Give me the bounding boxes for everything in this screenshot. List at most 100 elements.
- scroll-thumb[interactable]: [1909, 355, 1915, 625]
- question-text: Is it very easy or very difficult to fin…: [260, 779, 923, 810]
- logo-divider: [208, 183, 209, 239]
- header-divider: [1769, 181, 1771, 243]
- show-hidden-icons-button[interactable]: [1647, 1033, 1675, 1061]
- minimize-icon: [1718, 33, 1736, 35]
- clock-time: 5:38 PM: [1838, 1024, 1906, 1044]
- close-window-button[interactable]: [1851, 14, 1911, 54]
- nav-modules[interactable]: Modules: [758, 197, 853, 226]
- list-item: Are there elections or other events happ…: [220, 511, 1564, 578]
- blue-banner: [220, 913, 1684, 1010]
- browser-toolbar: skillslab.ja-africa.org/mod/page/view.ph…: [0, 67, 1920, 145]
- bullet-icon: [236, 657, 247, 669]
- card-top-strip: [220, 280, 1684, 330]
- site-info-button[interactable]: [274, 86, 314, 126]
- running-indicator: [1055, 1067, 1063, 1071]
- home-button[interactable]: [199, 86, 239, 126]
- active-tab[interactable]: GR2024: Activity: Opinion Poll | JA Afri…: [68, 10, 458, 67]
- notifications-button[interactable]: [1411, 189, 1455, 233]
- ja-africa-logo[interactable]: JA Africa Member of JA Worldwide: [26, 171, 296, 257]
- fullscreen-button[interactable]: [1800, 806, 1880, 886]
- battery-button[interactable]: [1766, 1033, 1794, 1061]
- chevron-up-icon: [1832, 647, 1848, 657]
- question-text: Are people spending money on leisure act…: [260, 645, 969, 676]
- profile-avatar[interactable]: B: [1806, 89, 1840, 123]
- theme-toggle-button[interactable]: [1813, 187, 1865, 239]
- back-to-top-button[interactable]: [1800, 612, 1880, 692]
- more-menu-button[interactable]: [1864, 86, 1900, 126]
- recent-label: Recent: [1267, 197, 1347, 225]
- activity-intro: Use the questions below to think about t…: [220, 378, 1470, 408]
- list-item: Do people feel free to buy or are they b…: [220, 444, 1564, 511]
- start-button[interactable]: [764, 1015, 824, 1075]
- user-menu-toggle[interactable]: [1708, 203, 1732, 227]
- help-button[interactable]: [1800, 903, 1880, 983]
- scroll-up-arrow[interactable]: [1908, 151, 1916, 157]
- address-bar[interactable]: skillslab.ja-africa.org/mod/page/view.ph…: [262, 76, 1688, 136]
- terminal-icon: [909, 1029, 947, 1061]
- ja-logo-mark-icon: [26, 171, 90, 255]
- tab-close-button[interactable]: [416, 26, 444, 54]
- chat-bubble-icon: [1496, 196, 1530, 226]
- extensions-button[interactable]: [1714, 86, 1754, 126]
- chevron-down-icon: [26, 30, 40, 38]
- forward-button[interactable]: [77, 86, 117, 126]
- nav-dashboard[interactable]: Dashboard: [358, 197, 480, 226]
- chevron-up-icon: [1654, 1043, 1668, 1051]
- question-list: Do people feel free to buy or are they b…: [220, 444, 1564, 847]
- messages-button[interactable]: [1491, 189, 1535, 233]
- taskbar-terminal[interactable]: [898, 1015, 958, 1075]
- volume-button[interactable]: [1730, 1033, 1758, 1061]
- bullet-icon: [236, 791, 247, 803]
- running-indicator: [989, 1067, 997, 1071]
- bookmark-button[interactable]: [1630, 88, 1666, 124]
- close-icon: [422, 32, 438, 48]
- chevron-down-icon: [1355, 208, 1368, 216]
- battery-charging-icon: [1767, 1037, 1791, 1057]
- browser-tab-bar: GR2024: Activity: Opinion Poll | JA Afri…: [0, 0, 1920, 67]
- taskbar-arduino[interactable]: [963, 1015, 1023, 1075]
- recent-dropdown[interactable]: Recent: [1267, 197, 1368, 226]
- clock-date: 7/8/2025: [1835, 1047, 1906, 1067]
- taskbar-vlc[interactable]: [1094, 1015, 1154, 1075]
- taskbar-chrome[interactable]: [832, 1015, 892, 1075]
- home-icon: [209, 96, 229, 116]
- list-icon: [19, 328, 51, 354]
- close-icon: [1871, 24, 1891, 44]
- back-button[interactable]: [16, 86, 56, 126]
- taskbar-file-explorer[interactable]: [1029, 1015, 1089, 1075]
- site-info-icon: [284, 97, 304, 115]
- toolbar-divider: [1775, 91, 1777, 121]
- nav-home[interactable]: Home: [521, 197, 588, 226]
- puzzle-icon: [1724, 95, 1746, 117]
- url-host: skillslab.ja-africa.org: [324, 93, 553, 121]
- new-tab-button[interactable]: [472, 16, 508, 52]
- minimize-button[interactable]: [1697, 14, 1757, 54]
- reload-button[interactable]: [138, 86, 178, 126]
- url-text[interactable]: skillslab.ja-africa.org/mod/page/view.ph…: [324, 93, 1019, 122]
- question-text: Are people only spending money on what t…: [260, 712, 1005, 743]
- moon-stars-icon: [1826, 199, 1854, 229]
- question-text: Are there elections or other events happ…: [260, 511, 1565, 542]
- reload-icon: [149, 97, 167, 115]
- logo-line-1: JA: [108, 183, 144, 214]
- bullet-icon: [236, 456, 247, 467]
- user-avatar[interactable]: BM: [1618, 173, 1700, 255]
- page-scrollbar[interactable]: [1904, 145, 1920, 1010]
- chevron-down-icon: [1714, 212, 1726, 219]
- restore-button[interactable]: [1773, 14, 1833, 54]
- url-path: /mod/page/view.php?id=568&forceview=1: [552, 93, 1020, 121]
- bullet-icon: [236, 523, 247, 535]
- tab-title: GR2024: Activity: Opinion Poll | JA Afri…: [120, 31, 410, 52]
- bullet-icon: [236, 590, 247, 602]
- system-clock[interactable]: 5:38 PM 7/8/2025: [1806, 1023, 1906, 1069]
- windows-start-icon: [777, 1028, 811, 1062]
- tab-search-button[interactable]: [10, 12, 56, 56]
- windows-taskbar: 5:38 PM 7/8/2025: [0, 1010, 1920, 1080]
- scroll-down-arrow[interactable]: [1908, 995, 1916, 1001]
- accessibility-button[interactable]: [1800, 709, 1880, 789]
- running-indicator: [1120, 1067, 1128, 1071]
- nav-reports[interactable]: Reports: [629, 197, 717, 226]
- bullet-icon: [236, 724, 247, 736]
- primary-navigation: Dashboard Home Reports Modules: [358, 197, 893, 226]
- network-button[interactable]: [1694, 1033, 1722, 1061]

⁂

**Objective:**
Update the lines running from the first line through the line containing "- logo-divider: [208, 183, 209, 239]", changing "scroll-thumb" to "scrollbar-thumb" and leaving everything else as it is.

**Exercise answer:**
Give me the bounding boxes for everything in this screenshot. List at most 100 elements.
- scrollbar-thumb[interactable]: [1909, 355, 1915, 625]
- question-text: Is it very easy or very difficult to fin…: [260, 779, 923, 810]
- logo-divider: [208, 183, 209, 239]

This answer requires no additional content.